» SET PROBLEM A: Decide whether each statement agrees with the Southworth passage, answering yes or no and quoting the deciding words: (i) The book takes the form of a fictional dialogue between a clergyman and "the Man." (ii) The website agrees with every point Southworth makes. (iii) The book came out in 1901.
» SET PROBLEM B: According to the Southworth passage, why have the original pages been retyped?
» SET PROBLEM C: From the Southworth passage, return the text starting with "In the section" and going on through "its significant merit.".

» SOURCE:
+++++

In the section below are notable quotes from Horatio Woodburn Southworth, To Nazareth or Tarsus? (J.S. Ogilvie Publishing Company, 1901).

While this book is set forth as a fictional dialogue between a clergyman and "the Man," it is an exposure of flaws in Paul's reasoning, his inability to speak clearly, and the dubiousness of the claim that Paul's words are inspired. Southworth professes love and compassion for Paul, and he seeks to exalt Jesus over Paul, and thus we find Southworth's general spirit compatible with the aims of this website. Not everything Southworth says would be the manner we would express it, nor do we agree with all his points. Instead, we provide this for general education because its few flaws do not detract from its significant merit.

To appreciate the Biblical proofs offered by Southworth, one can download the entire book from at this link. Or here we provide a PDF of the original pages that contain the portions addressing Paul. (These pages are retyped below for easier access.)

+++++

» ENTRIES SUPPLIED:
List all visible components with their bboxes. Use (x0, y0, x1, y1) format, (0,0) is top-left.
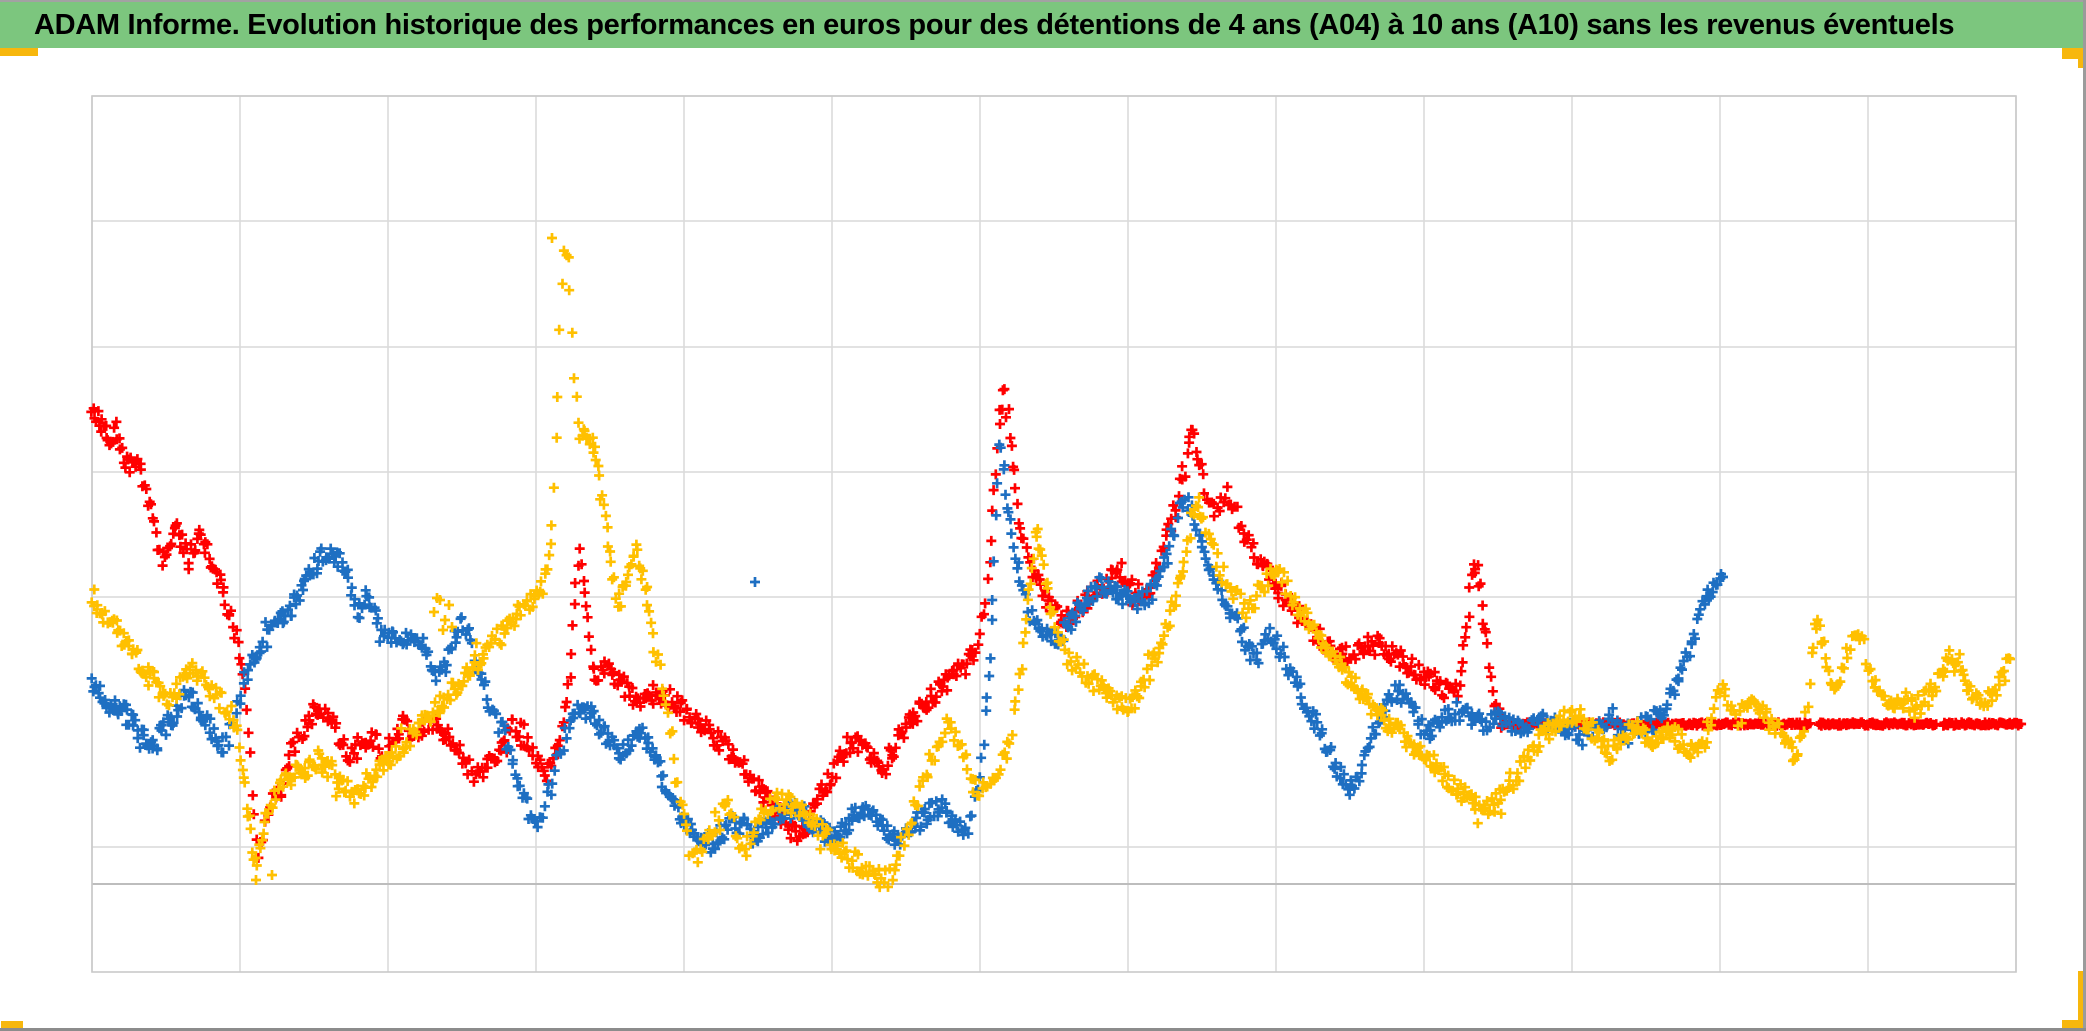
accent-top-right-h (2062, 48, 2086, 59)
window-top-edge (0, 0, 2086, 2)
series-markers (86, 439, 1728, 858)
title-bar: ADAM Informe. Evolution historique des p… (0, 2, 2086, 48)
window-right-edge (2083, 0, 2086, 1031)
series-markers (86, 384, 1508, 863)
window-bottom-edge (0, 1028, 2086, 1031)
accent-bottom-right-v (2078, 971, 2085, 1029)
accent-top-left (0, 48, 38, 56)
page-title: ADAM Informe. Evolution historique des p… (34, 8, 1955, 41)
accent-bottom-left (1, 1021, 23, 1029)
accent-bottom-right-h (2062, 1020, 2086, 1029)
plot-border (91, 95, 2017, 973)
series-outlier-markers (750, 577, 760, 587)
series-markers (86, 245, 2015, 893)
accent-top-right-v (2078, 48, 2086, 68)
series-outlier-markers (251, 233, 557, 885)
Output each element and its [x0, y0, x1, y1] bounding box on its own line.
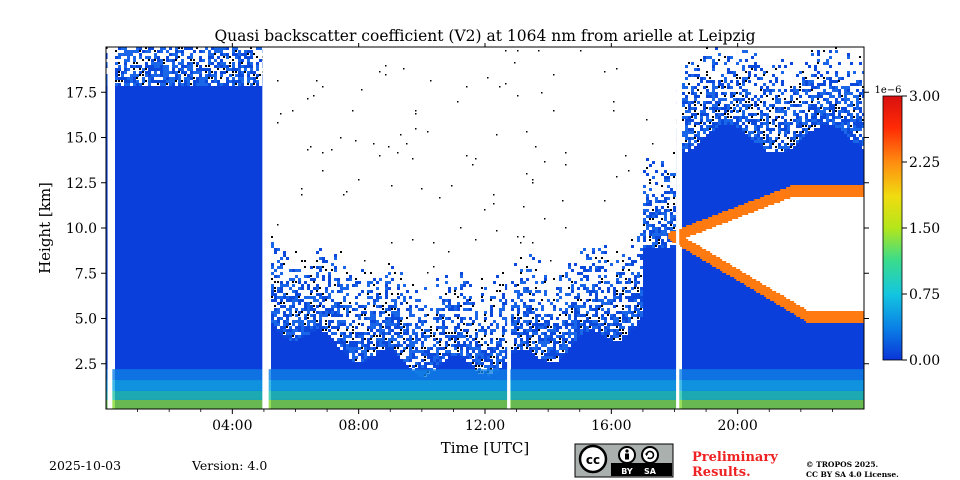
backscatter-low-signal	[106, 86, 864, 409]
x-tick-label-1: 08:00	[338, 418, 378, 434]
copyright-line-2: CC BY SA 4.0 License.	[806, 470, 899, 479]
y-tick-label-6: 17.5	[66, 85, 97, 101]
colorbar-axis: 0.00 0.75 1.50 2.25 3.00	[902, 89, 940, 369]
colorbar-tick-label-0: 0.00	[909, 353, 940, 369]
svg-text:cc: cc	[586, 453, 600, 467]
preliminary-line-2: Results.	[692, 465, 751, 480]
y-tick-label-3: 10.0	[66, 221, 97, 237]
y-tick-label-4: 12.5	[66, 176, 97, 192]
data-gap-3	[676, 47, 680, 409]
boundary-layer-band-2	[106, 380, 864, 391]
cc-license-badge: cc BY SA	[574, 443, 674, 478]
y-tick-label-2: 7.5	[75, 266, 97, 282]
footer-date: 2025-10-03	[49, 458, 121, 473]
heatmap-area	[106, 47, 864, 409]
colorbar-tick-label-2: 1.50	[909, 221, 940, 237]
by-icon: BY	[618, 446, 636, 476]
cc-icon: cc	[578, 444, 608, 474]
y-tick-label-1: 5.0	[75, 312, 97, 328]
chart-title: Quasi backscatter coefficient (V2) at 10…	[214, 27, 755, 45]
x-axis-label: Time [UTC]	[441, 439, 530, 457]
preliminary-line-1: Preliminary	[692, 450, 778, 465]
copyright-line-1: © TROPOS 2025.	[806, 460, 878, 469]
colorbar-tick-label-4: 3.00	[909, 89, 940, 105]
svg-text:SA: SA	[644, 467, 657, 476]
backscatter-noise-mid	[106, 47, 864, 377]
cloud-edge	[668, 185, 864, 323]
x-axis: 04:00 08:00 12:00 16:00 20:00	[137, 43, 833, 434]
boundary-layer-band-1	[106, 390, 864, 400]
colorbar-tick-label-3: 2.25	[909, 155, 940, 171]
y-axis-label: Height [km]	[36, 182, 54, 274]
x-tick-label-4: 20:00	[717, 418, 757, 434]
data-gap-1	[262, 47, 269, 409]
y-tick-label-5: 15.0	[66, 131, 97, 147]
data-gap-2	[507, 47, 511, 409]
backscatter-noise-light	[106, 47, 864, 377]
y-tick-label-0: 2.5	[75, 357, 97, 373]
colorbar-tick-label-1: 0.75	[909, 287, 940, 303]
sa-icon: SA	[641, 446, 659, 476]
colorbar-multiplier: 1e−6	[874, 85, 901, 96]
footer-version: Version: 4.0	[191, 458, 267, 473]
y-axis: 2.5 5.0 7.5 10.0 12.5 15.0 17.5	[66, 85, 869, 373]
boundary-layer-band-3	[106, 369, 864, 381]
svg-text:BY: BY	[621, 467, 633, 476]
x-tick-label-0: 04:00	[212, 418, 252, 434]
boundary-layer-band-0	[106, 399, 864, 409]
colorbar	[882, 95, 903, 361]
x-tick-label-3: 16:00	[591, 418, 631, 434]
data-gap-0	[107, 47, 113, 409]
x-tick-label-2: 12:00	[465, 418, 505, 434]
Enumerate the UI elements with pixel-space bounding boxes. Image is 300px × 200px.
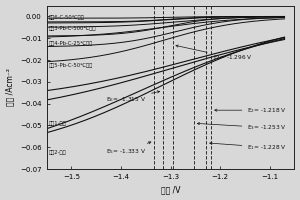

+++++

» FULL ANSWER A:
(i) Yes: "set forth as a fictional dialogue between a clergyman and "the Man,""
(ii) No: "nor do we agree with all his points"
(iii) Yes: "(J.S. Ogilvie Publishing Company, 1901)"

» FULL ANSWER B: For easier access.

» FULL ANSWER C:
In the section below are notable quotes from Horatio Woodburn Southworth, To Nazareth or Tarsus? (J.S. Ogilvie Publishing Company, 1901).

While this book is set forth as a fictional dialogue between a clergyman and "the Man," it is an exposure of flaws in Paul's reasoning, his inability to speak clearly, and the dubiousness of the claim that Paul's words are inspired. Southworth professes love and compassion for Paul, and he seeks to exalt Jesus over Paul, and thus we find Southworth's general spirit compatible with the aims of this website. Not everything Southworth says would be the manner we would express it, nor do we agree with all his points. Instead, we provide this for general education because its few flaws do not detract from its significant merit.